# [STATED EXERCISE]
Report the count of lines holding "Contrôle" in the records, with no other words.

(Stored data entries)
══════════

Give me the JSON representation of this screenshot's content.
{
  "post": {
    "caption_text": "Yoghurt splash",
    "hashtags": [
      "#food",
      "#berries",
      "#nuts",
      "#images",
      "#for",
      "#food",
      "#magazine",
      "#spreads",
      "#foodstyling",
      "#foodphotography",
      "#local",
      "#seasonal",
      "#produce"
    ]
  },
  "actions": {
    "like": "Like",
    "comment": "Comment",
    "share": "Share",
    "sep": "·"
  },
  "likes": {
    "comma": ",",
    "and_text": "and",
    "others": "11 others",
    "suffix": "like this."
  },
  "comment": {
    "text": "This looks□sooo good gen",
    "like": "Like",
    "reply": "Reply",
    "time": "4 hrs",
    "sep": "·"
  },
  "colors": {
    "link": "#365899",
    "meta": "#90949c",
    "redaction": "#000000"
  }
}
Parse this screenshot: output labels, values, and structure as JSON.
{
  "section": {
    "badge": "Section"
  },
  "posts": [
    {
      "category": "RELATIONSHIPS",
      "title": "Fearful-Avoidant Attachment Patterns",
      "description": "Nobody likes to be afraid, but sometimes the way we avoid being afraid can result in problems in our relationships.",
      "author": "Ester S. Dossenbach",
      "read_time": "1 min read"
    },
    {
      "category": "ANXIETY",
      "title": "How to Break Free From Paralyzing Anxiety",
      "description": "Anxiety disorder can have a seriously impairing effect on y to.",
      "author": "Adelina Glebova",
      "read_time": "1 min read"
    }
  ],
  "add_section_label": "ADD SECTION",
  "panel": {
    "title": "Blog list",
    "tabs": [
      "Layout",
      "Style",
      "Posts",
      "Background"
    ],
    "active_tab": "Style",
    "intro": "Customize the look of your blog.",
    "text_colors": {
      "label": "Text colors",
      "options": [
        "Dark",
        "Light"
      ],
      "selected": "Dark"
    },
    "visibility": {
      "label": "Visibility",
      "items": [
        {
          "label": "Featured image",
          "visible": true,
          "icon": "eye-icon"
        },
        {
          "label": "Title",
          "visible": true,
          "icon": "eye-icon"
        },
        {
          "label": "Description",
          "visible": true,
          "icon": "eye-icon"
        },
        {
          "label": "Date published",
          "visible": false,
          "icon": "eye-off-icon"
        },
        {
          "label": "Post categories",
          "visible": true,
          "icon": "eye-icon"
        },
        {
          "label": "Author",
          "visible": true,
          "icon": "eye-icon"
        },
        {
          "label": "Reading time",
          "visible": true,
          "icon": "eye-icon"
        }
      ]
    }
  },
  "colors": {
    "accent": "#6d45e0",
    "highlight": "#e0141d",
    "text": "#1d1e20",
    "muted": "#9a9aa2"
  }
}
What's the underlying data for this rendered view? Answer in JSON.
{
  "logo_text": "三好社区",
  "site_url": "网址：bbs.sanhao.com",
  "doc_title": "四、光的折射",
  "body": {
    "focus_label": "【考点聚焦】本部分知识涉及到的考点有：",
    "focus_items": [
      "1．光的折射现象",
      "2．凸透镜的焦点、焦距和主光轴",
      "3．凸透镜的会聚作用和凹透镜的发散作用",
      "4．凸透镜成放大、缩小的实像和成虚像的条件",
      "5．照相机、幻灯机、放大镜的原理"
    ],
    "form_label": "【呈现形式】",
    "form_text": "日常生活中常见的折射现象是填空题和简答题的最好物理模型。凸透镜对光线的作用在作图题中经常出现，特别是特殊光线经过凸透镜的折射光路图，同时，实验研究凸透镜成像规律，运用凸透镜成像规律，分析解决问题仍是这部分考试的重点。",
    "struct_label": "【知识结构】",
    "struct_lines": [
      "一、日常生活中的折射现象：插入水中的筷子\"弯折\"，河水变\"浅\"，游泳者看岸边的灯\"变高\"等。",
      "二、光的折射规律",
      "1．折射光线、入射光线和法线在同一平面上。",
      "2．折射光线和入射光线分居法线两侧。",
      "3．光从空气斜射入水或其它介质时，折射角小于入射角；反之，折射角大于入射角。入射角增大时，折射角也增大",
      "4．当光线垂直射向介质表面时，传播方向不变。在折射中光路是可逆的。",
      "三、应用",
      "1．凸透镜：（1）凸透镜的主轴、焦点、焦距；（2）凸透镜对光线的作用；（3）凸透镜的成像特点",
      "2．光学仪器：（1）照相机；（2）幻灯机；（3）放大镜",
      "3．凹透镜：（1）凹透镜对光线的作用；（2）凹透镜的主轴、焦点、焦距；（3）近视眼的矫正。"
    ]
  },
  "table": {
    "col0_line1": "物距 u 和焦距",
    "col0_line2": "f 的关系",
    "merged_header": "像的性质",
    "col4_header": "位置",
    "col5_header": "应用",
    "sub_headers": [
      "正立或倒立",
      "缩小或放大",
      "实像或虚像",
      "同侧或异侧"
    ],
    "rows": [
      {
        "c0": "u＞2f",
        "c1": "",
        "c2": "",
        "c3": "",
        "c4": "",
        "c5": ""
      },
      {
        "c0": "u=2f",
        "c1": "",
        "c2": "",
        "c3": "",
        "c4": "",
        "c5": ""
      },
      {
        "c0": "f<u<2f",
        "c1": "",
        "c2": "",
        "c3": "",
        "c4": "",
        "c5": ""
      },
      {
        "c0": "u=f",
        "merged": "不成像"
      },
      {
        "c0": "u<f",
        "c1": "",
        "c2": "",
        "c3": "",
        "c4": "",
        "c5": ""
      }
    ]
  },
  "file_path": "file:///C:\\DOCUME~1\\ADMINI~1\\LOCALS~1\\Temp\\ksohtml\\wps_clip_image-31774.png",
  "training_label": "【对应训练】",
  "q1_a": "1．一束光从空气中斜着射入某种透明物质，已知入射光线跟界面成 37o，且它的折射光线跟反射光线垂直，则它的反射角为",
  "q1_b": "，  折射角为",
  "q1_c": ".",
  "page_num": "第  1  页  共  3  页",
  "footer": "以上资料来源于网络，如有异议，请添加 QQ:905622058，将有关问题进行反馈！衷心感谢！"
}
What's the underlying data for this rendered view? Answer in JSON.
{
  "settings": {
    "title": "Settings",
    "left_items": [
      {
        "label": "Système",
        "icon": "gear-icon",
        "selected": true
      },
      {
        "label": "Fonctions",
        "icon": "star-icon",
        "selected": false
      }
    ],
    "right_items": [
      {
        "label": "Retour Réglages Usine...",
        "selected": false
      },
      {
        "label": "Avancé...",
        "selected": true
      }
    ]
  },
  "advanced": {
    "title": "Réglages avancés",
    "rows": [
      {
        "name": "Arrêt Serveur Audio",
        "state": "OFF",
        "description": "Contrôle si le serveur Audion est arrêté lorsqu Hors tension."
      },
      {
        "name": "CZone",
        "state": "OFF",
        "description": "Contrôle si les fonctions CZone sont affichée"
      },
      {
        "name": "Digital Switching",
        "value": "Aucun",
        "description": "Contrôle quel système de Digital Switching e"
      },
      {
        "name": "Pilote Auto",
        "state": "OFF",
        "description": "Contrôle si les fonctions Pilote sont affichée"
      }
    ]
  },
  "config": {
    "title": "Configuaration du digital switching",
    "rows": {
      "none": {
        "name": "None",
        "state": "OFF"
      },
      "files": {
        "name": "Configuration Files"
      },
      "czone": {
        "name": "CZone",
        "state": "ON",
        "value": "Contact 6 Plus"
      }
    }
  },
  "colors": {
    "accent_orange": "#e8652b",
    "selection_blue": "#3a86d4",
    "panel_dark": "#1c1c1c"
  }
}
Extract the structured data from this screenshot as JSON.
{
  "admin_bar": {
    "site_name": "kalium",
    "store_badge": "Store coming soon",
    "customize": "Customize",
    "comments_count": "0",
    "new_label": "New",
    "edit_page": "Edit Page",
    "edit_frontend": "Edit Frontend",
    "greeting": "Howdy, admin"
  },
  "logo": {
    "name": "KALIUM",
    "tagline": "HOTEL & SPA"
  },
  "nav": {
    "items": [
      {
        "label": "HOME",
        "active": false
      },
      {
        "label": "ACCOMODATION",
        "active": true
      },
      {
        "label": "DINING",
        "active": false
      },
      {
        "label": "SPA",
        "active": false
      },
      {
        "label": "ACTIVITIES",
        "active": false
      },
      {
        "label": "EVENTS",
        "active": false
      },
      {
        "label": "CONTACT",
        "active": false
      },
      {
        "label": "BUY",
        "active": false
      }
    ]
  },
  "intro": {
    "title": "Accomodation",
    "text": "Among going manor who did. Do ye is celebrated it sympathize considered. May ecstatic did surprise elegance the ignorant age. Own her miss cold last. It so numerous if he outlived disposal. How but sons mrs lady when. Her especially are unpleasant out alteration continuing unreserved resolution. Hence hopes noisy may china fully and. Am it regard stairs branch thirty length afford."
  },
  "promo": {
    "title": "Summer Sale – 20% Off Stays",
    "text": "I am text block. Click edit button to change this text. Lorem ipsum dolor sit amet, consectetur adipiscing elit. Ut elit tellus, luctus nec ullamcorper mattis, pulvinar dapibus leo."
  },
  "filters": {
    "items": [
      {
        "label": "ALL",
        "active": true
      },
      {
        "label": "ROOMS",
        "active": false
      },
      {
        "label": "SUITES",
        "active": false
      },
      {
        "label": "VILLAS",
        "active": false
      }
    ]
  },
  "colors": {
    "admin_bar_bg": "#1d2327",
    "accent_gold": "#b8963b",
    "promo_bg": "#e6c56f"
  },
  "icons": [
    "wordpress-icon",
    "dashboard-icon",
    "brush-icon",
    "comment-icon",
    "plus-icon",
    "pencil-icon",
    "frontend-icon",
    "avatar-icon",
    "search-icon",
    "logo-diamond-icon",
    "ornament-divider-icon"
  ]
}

══════════

# [COMPLETE RESPONSE]
4